_Data supplied_
"""

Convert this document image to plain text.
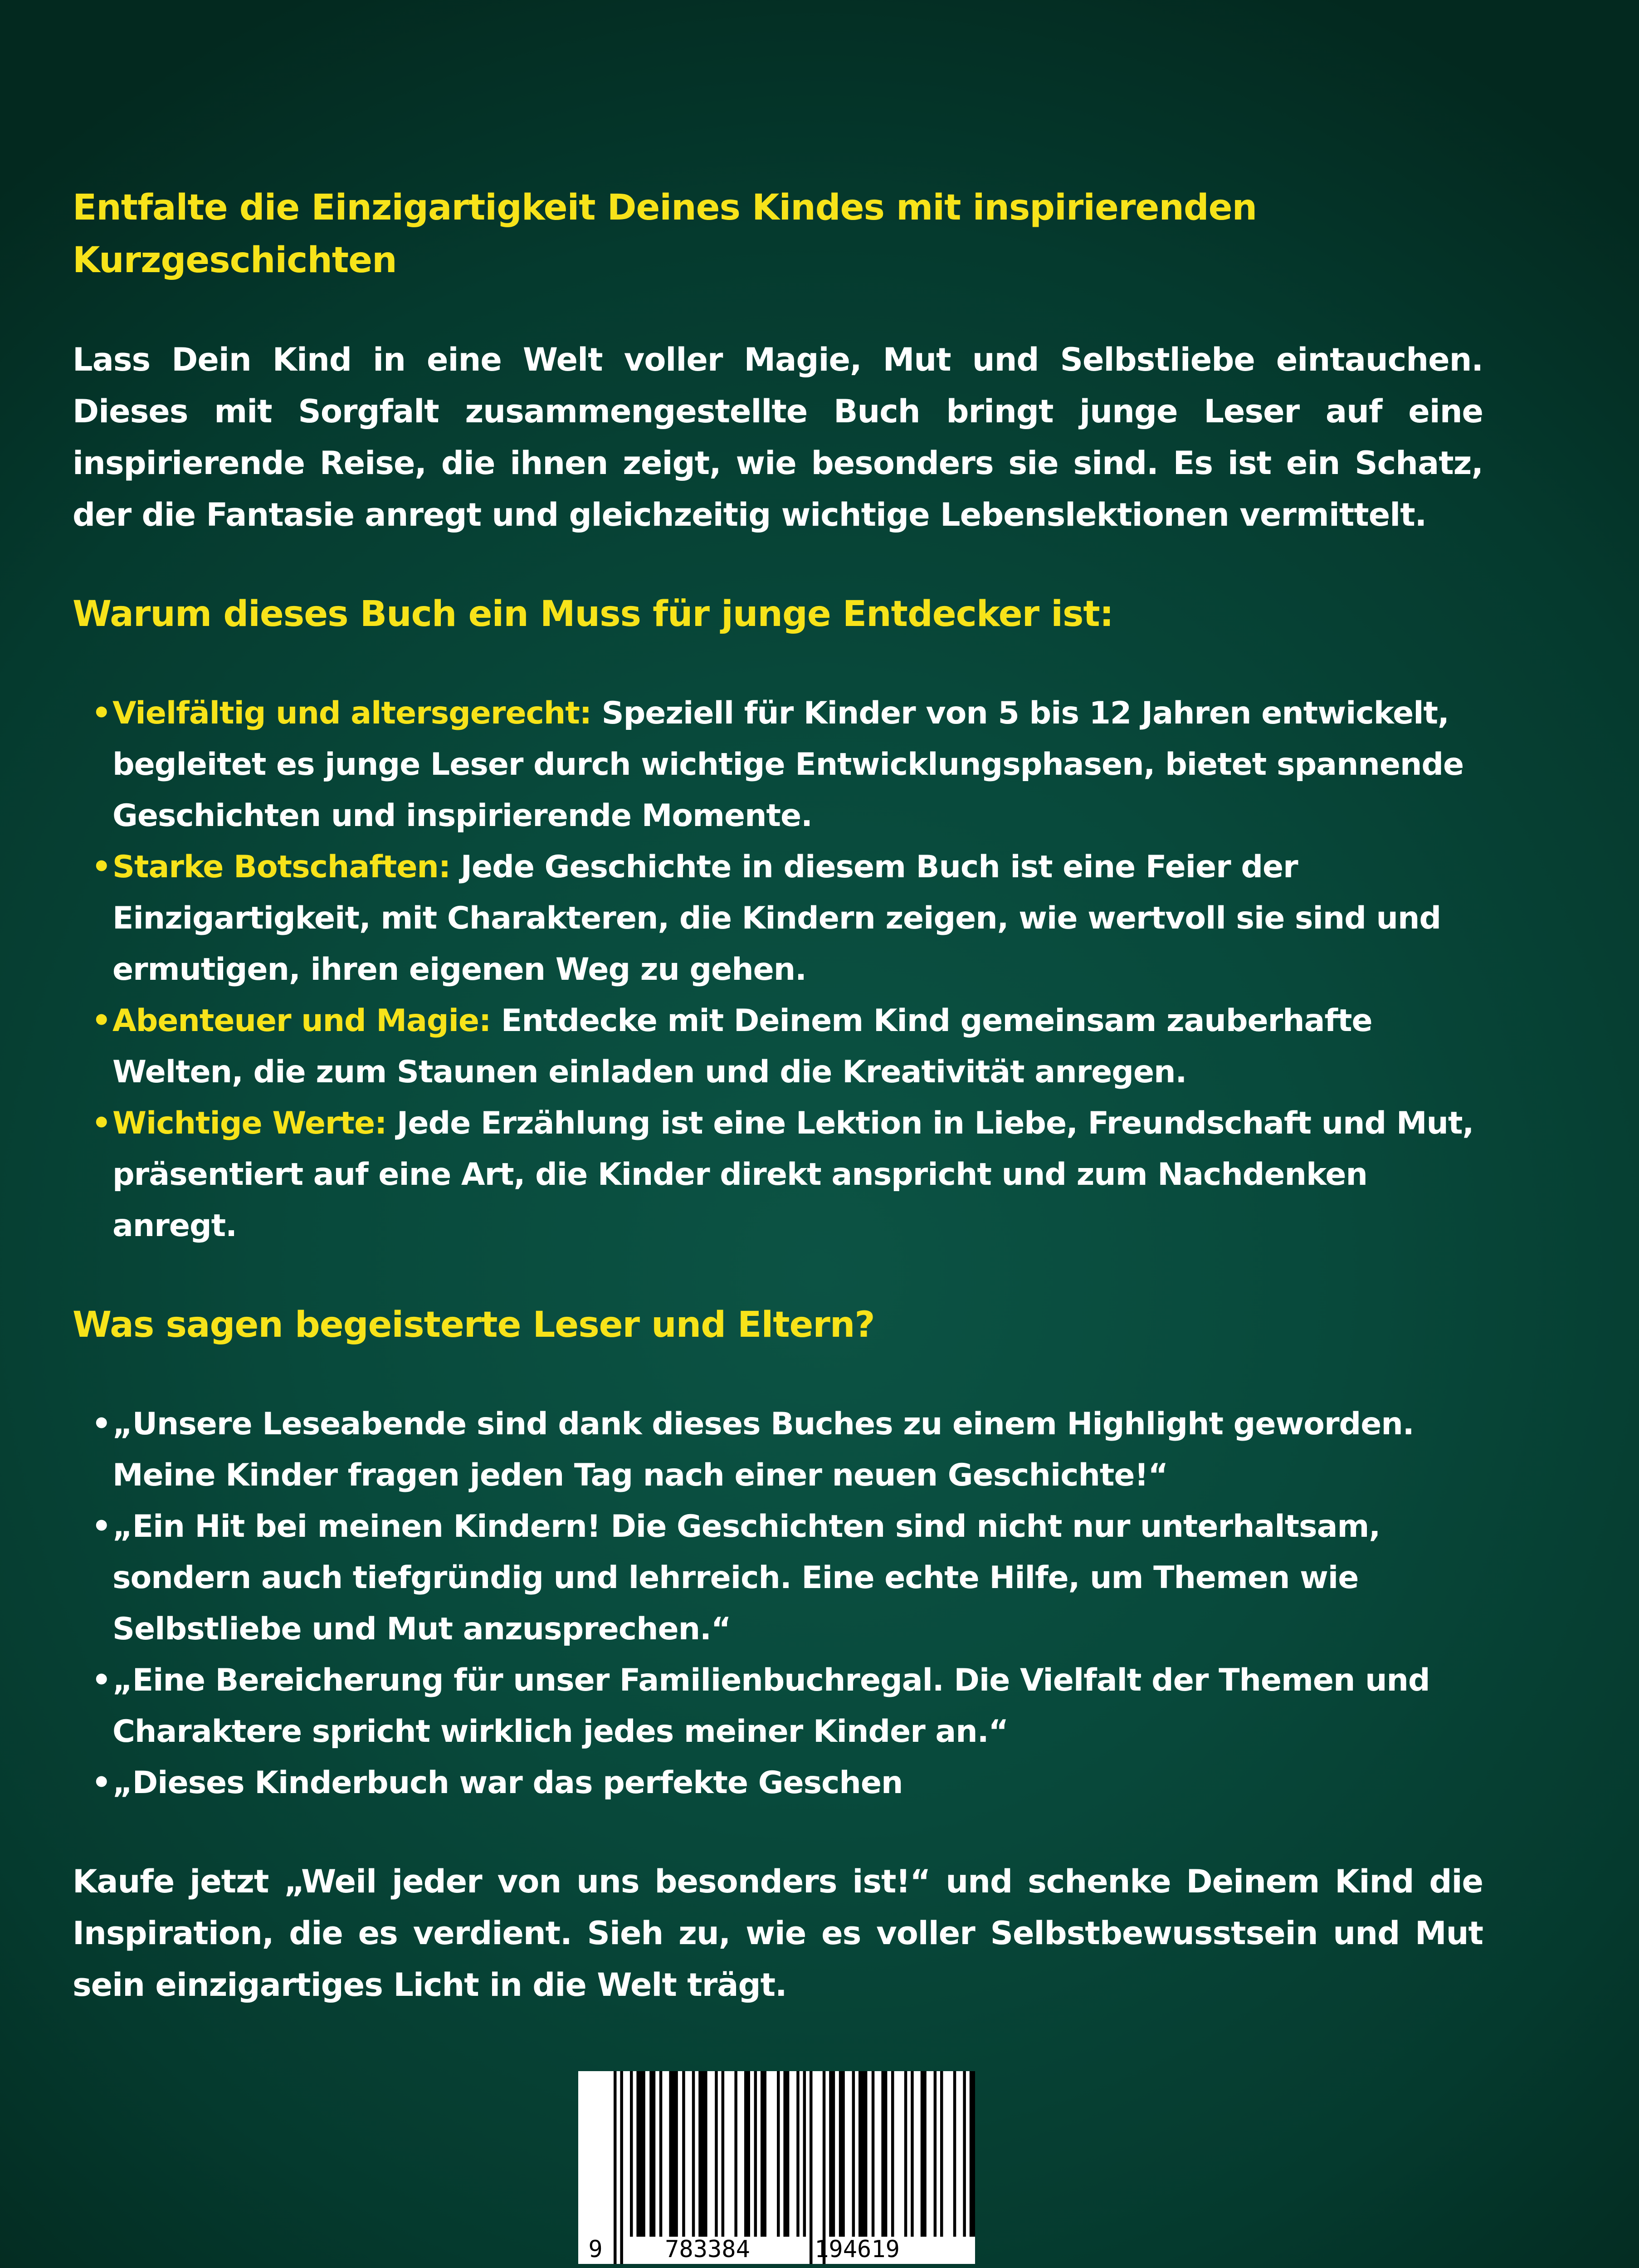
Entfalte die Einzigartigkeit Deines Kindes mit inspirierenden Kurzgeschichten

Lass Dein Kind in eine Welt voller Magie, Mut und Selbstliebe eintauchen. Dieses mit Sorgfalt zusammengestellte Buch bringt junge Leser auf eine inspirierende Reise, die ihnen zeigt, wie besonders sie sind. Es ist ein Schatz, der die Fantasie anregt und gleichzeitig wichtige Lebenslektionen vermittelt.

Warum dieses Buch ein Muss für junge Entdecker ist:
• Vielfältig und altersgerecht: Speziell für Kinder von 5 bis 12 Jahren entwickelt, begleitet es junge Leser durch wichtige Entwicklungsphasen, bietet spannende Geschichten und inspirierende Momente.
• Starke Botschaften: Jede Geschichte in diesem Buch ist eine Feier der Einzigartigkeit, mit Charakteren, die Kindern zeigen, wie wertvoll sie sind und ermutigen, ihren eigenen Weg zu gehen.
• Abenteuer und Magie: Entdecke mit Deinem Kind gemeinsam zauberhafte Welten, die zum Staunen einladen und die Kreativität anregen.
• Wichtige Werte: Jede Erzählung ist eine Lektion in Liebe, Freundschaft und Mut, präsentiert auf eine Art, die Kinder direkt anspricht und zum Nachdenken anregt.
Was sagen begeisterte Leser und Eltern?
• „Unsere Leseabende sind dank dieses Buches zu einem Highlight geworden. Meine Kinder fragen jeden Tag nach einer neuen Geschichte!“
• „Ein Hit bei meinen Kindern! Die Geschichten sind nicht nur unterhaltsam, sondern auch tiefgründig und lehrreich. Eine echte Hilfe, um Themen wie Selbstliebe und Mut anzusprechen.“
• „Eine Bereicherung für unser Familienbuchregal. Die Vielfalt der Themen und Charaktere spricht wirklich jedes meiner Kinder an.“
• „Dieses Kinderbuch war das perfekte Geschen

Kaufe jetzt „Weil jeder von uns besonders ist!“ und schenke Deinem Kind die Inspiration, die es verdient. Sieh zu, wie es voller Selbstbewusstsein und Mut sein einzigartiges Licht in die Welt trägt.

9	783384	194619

"""

_Challenge_
Print all of the records shown above exactly, leaving out each picture.

_Result for this task_
Convert this document image to plain text.
Entfalte die Einzigartigkeit Deines Kindes mit inspirierenden Kurzgeschichten

Lass Dein Kind in eine Welt voller Magie, Mut und Selbstliebe eintauchen. Dieses mit Sorgfalt zusammengestellte Buch bringt junge Leser auf eine inspirierende Reise, die ihnen zeigt, wie besonders sie sind. Es ist ein Schatz, der die Fantasie anregt und gleichzeitig wichtige Lebenslektionen vermittelt.

Warum dieses Buch ein Muss für junge Entdecker ist:
• Vielfältig und altersgerecht: Speziell für Kinder von 5 bis 12 Jahren entwickelt, begleitet es junge Leser durch wichtige Entwicklungsphasen, bietet spannende Geschichten und inspirierende Momente.
• Starke Botschaften: Jede Geschichte in diesem Buch ist eine Feier der Einzigartigkeit, mit Charakteren, die Kindern zeigen, wie wertvoll sie sind und ermutigen, ihren eigenen Weg zu gehen.
• Abenteuer und Magie: Entdecke mit Deinem Kind gemeinsam zauberhafte Welten, die zum Staunen einladen und die Kreativität anregen.
• Wichtige Werte: Jede Erzählung ist eine Lektion in Liebe, Freundschaft und Mut, präsentiert auf eine Art, die Kinder direkt anspricht und zum Nachdenken anregt.
Was sagen begeisterte Leser und Eltern?
• „Unsere Leseabende sind dank dieses Buches zu einem Highlight geworden. Meine Kinder fragen jeden Tag nach einer neuen Geschichte!“
• „Ein Hit bei meinen Kindern! Die Geschichten sind nicht nur unterhaltsam, sondern auch tiefgründig und lehrreich. Eine echte Hilfe, um Themen wie Selbstliebe und Mut anzusprechen.“
• „Eine Bereicherung für unser Familienbuchregal. Die Vielfalt der Themen und Charaktere spricht wirklich jedes meiner Kinder an.“
• „Dieses Kinderbuch war das perfekte Geschen

Kaufe jetzt „Weil jeder von uns besonders ist!“ und schenke Deinem Kind die Inspiration, die es verdient. Sieh zu, wie es voller Selbstbewusstsein und Mut sein einzigartiges Licht in die Welt trägt.

9	783384	194619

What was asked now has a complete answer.